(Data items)
——

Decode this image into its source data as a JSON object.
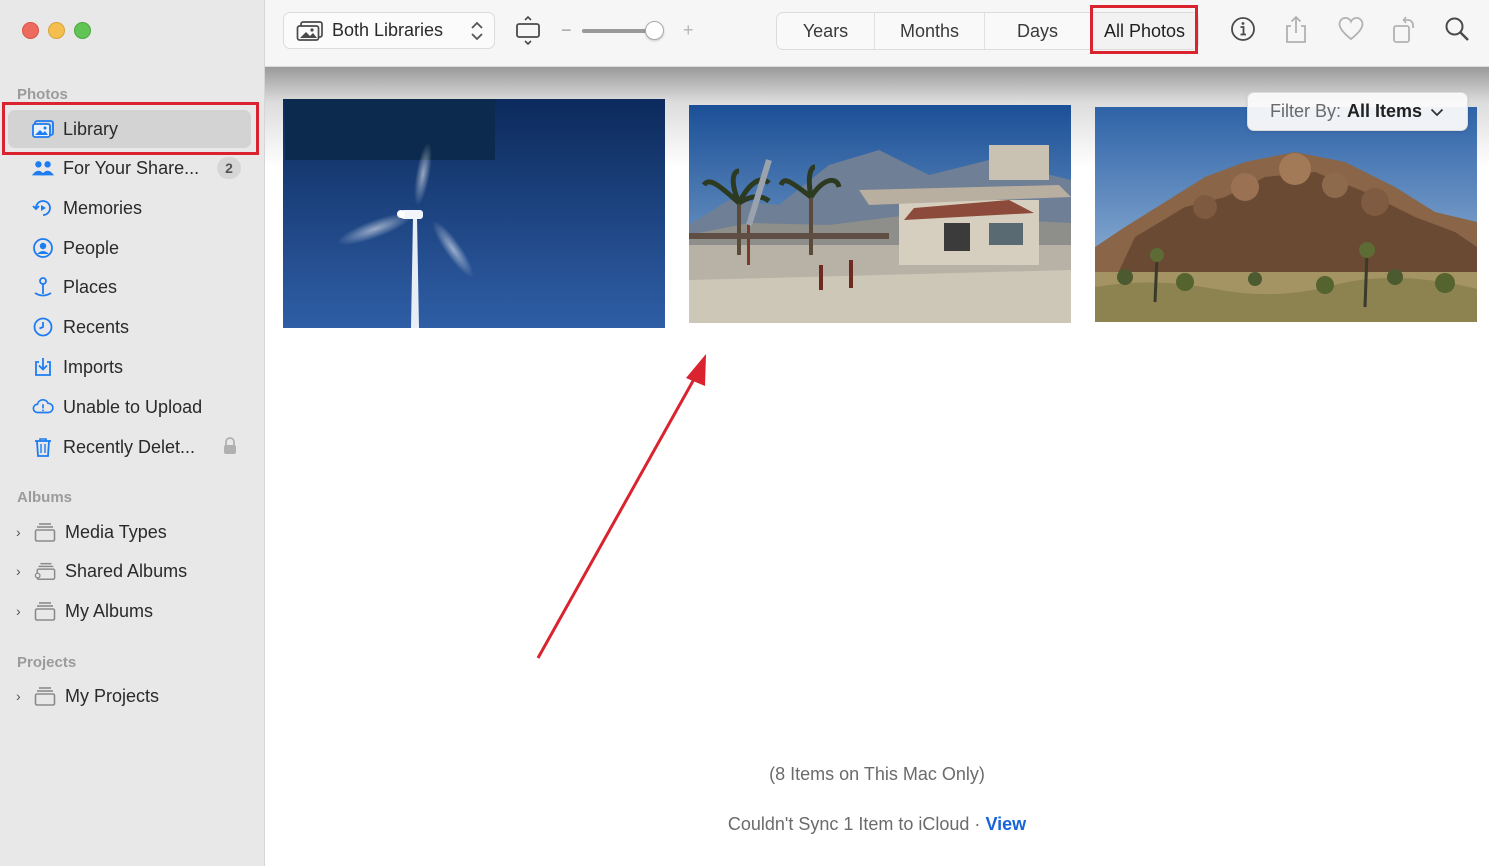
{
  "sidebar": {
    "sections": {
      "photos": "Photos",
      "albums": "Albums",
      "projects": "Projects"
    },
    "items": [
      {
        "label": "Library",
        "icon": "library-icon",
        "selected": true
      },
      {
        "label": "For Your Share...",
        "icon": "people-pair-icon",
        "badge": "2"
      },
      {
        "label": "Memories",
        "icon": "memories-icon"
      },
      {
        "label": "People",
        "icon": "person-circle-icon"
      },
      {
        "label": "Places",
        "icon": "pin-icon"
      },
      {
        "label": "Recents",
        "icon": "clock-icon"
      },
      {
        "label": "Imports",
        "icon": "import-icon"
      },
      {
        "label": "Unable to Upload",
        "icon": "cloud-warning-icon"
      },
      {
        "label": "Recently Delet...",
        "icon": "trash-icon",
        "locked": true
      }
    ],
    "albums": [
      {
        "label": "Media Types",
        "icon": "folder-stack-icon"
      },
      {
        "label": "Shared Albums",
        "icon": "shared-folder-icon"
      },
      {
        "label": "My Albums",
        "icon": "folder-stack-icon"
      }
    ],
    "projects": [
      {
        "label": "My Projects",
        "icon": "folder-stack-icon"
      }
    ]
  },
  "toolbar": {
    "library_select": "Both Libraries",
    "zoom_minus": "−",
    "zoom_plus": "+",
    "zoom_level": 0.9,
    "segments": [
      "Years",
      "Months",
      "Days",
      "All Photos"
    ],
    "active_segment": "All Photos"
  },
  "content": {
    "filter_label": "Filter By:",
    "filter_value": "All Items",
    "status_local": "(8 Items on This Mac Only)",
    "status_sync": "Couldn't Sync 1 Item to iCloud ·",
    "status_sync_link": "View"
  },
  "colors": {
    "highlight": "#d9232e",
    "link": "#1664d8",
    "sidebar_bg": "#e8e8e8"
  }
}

——

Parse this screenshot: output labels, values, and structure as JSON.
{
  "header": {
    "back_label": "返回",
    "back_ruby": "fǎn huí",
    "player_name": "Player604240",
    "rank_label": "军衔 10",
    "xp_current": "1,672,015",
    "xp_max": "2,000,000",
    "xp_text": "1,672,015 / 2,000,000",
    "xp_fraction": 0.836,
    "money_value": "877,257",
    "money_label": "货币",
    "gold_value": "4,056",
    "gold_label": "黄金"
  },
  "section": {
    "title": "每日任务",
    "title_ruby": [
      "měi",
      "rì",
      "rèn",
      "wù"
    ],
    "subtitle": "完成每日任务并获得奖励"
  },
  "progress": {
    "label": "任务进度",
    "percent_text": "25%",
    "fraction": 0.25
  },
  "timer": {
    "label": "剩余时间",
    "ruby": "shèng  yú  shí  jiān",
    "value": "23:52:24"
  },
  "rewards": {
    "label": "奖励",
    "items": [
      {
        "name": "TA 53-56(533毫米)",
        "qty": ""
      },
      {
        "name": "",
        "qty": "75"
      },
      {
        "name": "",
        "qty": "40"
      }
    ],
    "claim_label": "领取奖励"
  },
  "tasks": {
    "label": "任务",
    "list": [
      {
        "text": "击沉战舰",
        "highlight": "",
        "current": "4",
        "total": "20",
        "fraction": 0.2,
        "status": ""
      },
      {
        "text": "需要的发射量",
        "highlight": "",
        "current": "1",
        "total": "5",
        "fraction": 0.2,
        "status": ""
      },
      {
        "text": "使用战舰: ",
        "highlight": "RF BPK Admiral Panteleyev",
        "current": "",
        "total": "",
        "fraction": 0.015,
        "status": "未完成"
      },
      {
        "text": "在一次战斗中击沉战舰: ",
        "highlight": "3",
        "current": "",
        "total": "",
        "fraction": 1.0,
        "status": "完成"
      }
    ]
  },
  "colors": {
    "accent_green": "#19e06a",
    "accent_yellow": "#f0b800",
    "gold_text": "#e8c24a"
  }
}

——

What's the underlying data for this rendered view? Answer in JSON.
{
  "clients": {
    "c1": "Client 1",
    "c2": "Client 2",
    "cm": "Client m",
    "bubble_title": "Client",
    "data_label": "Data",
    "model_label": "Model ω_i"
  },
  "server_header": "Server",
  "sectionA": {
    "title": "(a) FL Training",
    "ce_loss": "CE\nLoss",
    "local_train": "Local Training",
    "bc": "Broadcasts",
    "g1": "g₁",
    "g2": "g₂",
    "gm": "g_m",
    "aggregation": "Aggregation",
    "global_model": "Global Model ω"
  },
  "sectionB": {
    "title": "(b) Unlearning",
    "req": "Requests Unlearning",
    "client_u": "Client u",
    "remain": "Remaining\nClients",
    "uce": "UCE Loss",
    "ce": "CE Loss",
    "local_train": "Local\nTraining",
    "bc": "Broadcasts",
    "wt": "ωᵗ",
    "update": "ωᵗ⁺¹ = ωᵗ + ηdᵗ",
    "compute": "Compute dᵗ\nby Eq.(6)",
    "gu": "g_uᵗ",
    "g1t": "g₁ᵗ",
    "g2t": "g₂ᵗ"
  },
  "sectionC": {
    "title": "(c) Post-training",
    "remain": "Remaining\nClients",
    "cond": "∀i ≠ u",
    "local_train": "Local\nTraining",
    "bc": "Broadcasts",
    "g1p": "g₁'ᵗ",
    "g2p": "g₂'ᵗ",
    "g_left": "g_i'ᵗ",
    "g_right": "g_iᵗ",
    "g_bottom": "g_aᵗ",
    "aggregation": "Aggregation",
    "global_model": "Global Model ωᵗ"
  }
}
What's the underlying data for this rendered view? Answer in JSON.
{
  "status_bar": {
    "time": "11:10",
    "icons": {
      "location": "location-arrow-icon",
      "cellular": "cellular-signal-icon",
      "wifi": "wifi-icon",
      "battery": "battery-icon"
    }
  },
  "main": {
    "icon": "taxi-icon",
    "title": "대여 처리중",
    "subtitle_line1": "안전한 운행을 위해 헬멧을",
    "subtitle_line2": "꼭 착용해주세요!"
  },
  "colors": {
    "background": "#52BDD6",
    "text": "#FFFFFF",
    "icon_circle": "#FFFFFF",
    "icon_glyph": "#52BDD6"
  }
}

——

EXERCISE »
In the records above, find the lines containing "Photos" and copy them.

RESPONSE FOR THIS EXERCISE »
      "photos": "Photos",
      "All Photos"
    "active_segment": "All Photos"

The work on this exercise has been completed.